## Start Data supplied

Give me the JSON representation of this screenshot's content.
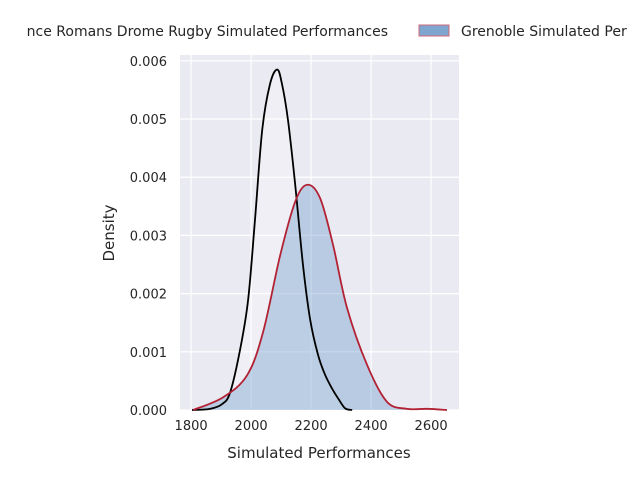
{
  "chart_data": {
    "type": "area",
    "title": "",
    "xlabel": "Simulated Performances",
    "ylabel": "Density",
    "xlim": [
      1763,
      2693
    ],
    "ylim": [
      0,
      0.0061
    ],
    "xticks": [
      1800,
      2000,
      2200,
      2400,
      2600
    ],
    "xtick_labels": [
      "1800",
      "2000",
      "2200",
      "2400",
      "2600"
    ],
    "yticks": [
      0,
      0.001,
      0.002,
      0.003,
      0.004,
      0.005,
      0.006
    ],
    "ytick_labels": [
      "0.000",
      "0.001",
      "0.002",
      "0.003",
      "0.004",
      "0.005",
      "0.006"
    ],
    "grid": true,
    "legend_placement": "top-center-outside",
    "series": [
      {
        "name": "nce Romans Drome Rugby Simulated Performances",
        "color": "#000000",
        "fill": "#ffffff",
        "x": [
          1803,
          1863,
          1903,
          1930,
          1963,
          1990,
          2013,
          2037,
          2063,
          2087,
          2103,
          2123,
          2147,
          2173,
          2197,
          2223,
          2247,
          2273,
          2290,
          2313,
          2337
        ],
        "y": [
          0,
          2e-05,
          0.0001,
          0.0003,
          0.00103,
          0.00189,
          0.00327,
          0.00481,
          0.0056,
          0.00585,
          0.0056,
          0.00498,
          0.00387,
          0.00249,
          0.00155,
          0.00095,
          0.0006,
          0.00034,
          0.0002,
          3e-05,
          0
        ]
      },
      {
        "name": "Grenoble Simulated Per",
        "color": "#b22234",
        "fill": "#7ea6cf",
        "x": [
          1807,
          1907,
          1987,
          2040,
          2097,
          2147,
          2187,
          2230,
          2273,
          2320,
          2387,
          2453,
          2520,
          2587,
          2653
        ],
        "y": [
          0,
          0.00022,
          0.0006,
          0.00134,
          0.00266,
          0.00358,
          0.00387,
          0.00364,
          0.00284,
          0.00175,
          0.00077,
          0.00014,
          2e-05,
          2e-05,
          0
        ]
      }
    ]
  }
}
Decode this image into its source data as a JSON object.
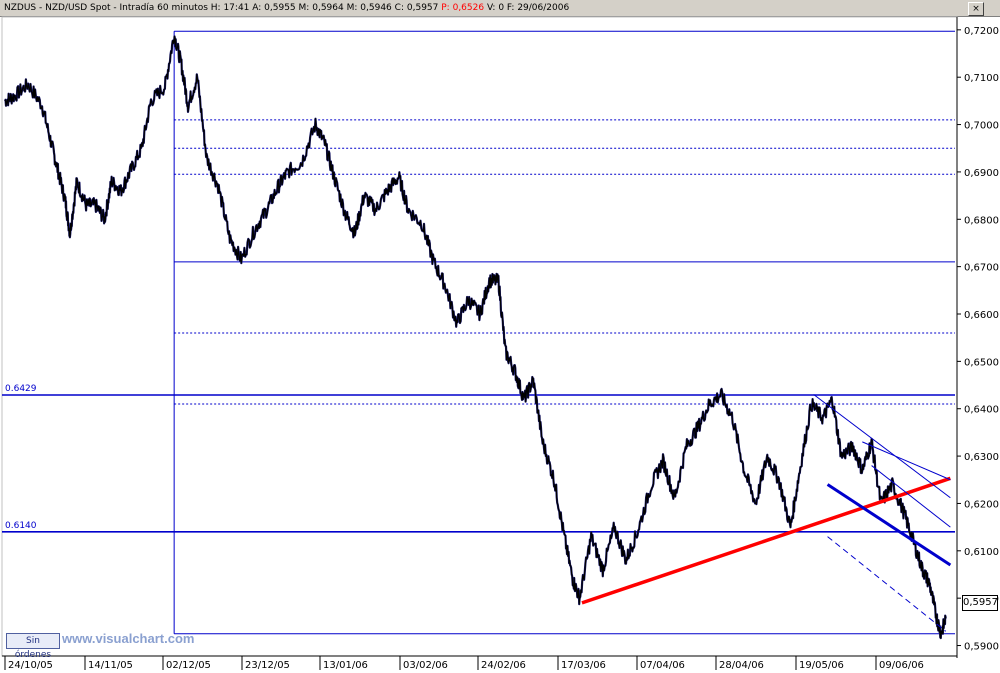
{
  "window": {
    "title_prefix": "NZDUS - NZD/USD Spot - Intradía 60 minutos",
    "h_label": "H:",
    "h": "17:41",
    "a_label": "A:",
    "a": "0,5955",
    "m_label": "M:",
    "m": "0,5964",
    "mi_label": "M:",
    "mi": "0,5946",
    "c_label": "C:",
    "c": "0,5957",
    "p_label": "P:",
    "p": "0,6526",
    "v_label": "V:",
    "v": "0",
    "f_label": "F:",
    "f": "29/06/2006",
    "close_glyph": "×",
    "orders_label": "Sin órdenes",
    "watermark": "www.visualchart.com",
    "last_price": "0,5957"
  },
  "colors": {
    "price": "#000000",
    "lines": "#0000cc",
    "support": "#ff0000",
    "frame": "#d4d0c8"
  },
  "chart_data": {
    "type": "line",
    "series_description": "NZD/USD 60-minute price",
    "x_labels": [
      "24/10/05",
      "14/11/05",
      "02/12/05",
      "23/12/05",
      "13/01/06",
      "03/02/06",
      "24/02/06",
      "17/03/06",
      "07/04/06",
      "28/04/06",
      "19/05/06",
      "09/06/06"
    ],
    "y_ticks": [
      "0,7200",
      "0,7100",
      "0,7000",
      "0,6900",
      "0,6800",
      "0,6700",
      "0,6600",
      "0,6500",
      "0,6400",
      "0,6300",
      "0,6200",
      "0,6100",
      "0,6000",
      "0,5900"
    ],
    "ylim": [
      0.588,
      0.7225
    ],
    "levels": [
      {
        "label": "0.6429",
        "value": 0.6429
      },
      {
        "label": "0.6140",
        "value": 0.614
      }
    ],
    "fib_levels": [
      0.7197,
      0.701,
      0.695,
      0.6895,
      0.671,
      0.656,
      0.641,
      0.5925
    ],
    "price_path": [
      {
        "x": 0.0,
        "y": 0.705
      },
      {
        "x": 0.4,
        "y": 0.706
      },
      {
        "x": 1.0,
        "y": 0.7085
      },
      {
        "x": 1.6,
        "y": 0.704
      },
      {
        "x": 2.0,
        "y": 0.696
      },
      {
        "x": 2.3,
        "y": 0.69
      },
      {
        "x": 2.6,
        "y": 0.684
      },
      {
        "x": 2.8,
        "y": 0.677
      },
      {
        "x": 3.1,
        "y": 0.688
      },
      {
        "x": 3.5,
        "y": 0.683
      },
      {
        "x": 3.9,
        "y": 0.683
      },
      {
        "x": 4.3,
        "y": 0.68
      },
      {
        "x": 4.6,
        "y": 0.688
      },
      {
        "x": 5.0,
        "y": 0.686
      },
      {
        "x": 5.4,
        "y": 0.69
      },
      {
        "x": 5.9,
        "y": 0.695
      },
      {
        "x": 6.3,
        "y": 0.705
      },
      {
        "x": 6.9,
        "y": 0.708
      },
      {
        "x": 7.3,
        "y": 0.719
      },
      {
        "x": 7.6,
        "y": 0.713
      },
      {
        "x": 7.9,
        "y": 0.704
      },
      {
        "x": 8.3,
        "y": 0.71
      },
      {
        "x": 8.7,
        "y": 0.693
      },
      {
        "x": 9.2,
        "y": 0.687
      },
      {
        "x": 9.7,
        "y": 0.676
      },
      {
        "x": 10.2,
        "y": 0.6715
      },
      {
        "x": 10.8,
        "y": 0.678
      },
      {
        "x": 11.3,
        "y": 0.682
      },
      {
        "x": 11.8,
        "y": 0.687
      },
      {
        "x": 12.2,
        "y": 0.69
      },
      {
        "x": 12.8,
        "y": 0.692
      },
      {
        "x": 13.4,
        "y": 0.7
      },
      {
        "x": 13.8,
        "y": 0.696
      },
      {
        "x": 14.2,
        "y": 0.689
      },
      {
        "x": 14.7,
        "y": 0.681
      },
      {
        "x": 15.1,
        "y": 0.677
      },
      {
        "x": 15.5,
        "y": 0.685
      },
      {
        "x": 16.0,
        "y": 0.682
      },
      {
        "x": 16.5,
        "y": 0.686
      },
      {
        "x": 17.0,
        "y": 0.689
      },
      {
        "x": 17.4,
        "y": 0.682
      },
      {
        "x": 18.0,
        "y": 0.679
      },
      {
        "x": 18.5,
        "y": 0.671
      },
      {
        "x": 19.0,
        "y": 0.666
      },
      {
        "x": 19.5,
        "y": 0.658
      },
      {
        "x": 20.0,
        "y": 0.663
      },
      {
        "x": 20.5,
        "y": 0.66
      },
      {
        "x": 20.9,
        "y": 0.667
      },
      {
        "x": 21.3,
        "y": 0.667
      },
      {
        "x": 21.6,
        "y": 0.652
      },
      {
        "x": 22.0,
        "y": 0.648
      },
      {
        "x": 22.4,
        "y": 0.642
      },
      {
        "x": 22.8,
        "y": 0.646
      },
      {
        "x": 23.2,
        "y": 0.633
      },
      {
        "x": 23.7,
        "y": 0.625
      },
      {
        "x": 24.1,
        "y": 0.614
      },
      {
        "x": 24.5,
        "y": 0.604
      },
      {
        "x": 24.8,
        "y": 0.6
      },
      {
        "x": 25.3,
        "y": 0.613
      },
      {
        "x": 25.8,
        "y": 0.606
      },
      {
        "x": 26.3,
        "y": 0.615
      },
      {
        "x": 26.8,
        "y": 0.608
      },
      {
        "x": 27.3,
        "y": 0.614
      },
      {
        "x": 27.9,
        "y": 0.624
      },
      {
        "x": 28.4,
        "y": 0.629
      },
      {
        "x": 28.9,
        "y": 0.621
      },
      {
        "x": 29.4,
        "y": 0.632
      },
      {
        "x": 29.9,
        "y": 0.636
      },
      {
        "x": 30.4,
        "y": 0.641
      },
      {
        "x": 30.9,
        "y": 0.643
      },
      {
        "x": 31.4,
        "y": 0.638
      },
      {
        "x": 31.9,
        "y": 0.627
      },
      {
        "x": 32.4,
        "y": 0.62
      },
      {
        "x": 32.9,
        "y": 0.63
      },
      {
        "x": 33.4,
        "y": 0.625
      },
      {
        "x": 33.9,
        "y": 0.615
      },
      {
        "x": 34.3,
        "y": 0.627
      },
      {
        "x": 34.8,
        "y": 0.641
      },
      {
        "x": 35.3,
        "y": 0.638
      },
      {
        "x": 35.7,
        "y": 0.642
      },
      {
        "x": 36.1,
        "y": 0.63
      },
      {
        "x": 36.6,
        "y": 0.632
      },
      {
        "x": 37.0,
        "y": 0.627
      },
      {
        "x": 37.4,
        "y": 0.633
      },
      {
        "x": 37.8,
        "y": 0.62
      },
      {
        "x": 38.3,
        "y": 0.624
      },
      {
        "x": 38.8,
        "y": 0.618
      },
      {
        "x": 39.2,
        "y": 0.612
      },
      {
        "x": 39.6,
        "y": 0.606
      },
      {
        "x": 39.9,
        "y": 0.603
      },
      {
        "x": 40.2,
        "y": 0.596
      },
      {
        "x": 40.4,
        "y": 0.5925
      },
      {
        "x": 40.6,
        "y": 0.5957
      }
    ],
    "drawn_lines": [
      {
        "color": "red",
        "from": {
          "x": 24.9,
          "y": 0.599
        },
        "to": {
          "x": 40.8,
          "y": 0.6253
        }
      },
      {
        "color": "blue",
        "from": {
          "x": 34.9,
          "y": 0.643
        },
        "to": {
          "x": 40.8,
          "y": 0.6212
        }
      },
      {
        "color": "blue",
        "from": {
          "x": 35.5,
          "y": 0.624
        },
        "to": {
          "x": 40.8,
          "y": 0.607
        }
      },
      {
        "color": "blue",
        "from": {
          "x": 35.5,
          "y": 0.613
        },
        "to": {
          "x": 40.6,
          "y": 0.593
        }
      },
      {
        "color": "blue",
        "from": {
          "x": 37.0,
          "y": 0.633
        },
        "to": {
          "x": 40.8,
          "y": 0.625
        }
      },
      {
        "color": "blue",
        "from": {
          "x": 37.4,
          "y": 0.628
        },
        "to": {
          "x": 40.8,
          "y": 0.615
        }
      }
    ]
  }
}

## End Data supplied

● **Objective**: Select and copy every line of the material that holds the string "JSON".

● **Exercise response**:
Give me the JSON representation of this screenshot's content.
Decode this image into its source data as a JSON object.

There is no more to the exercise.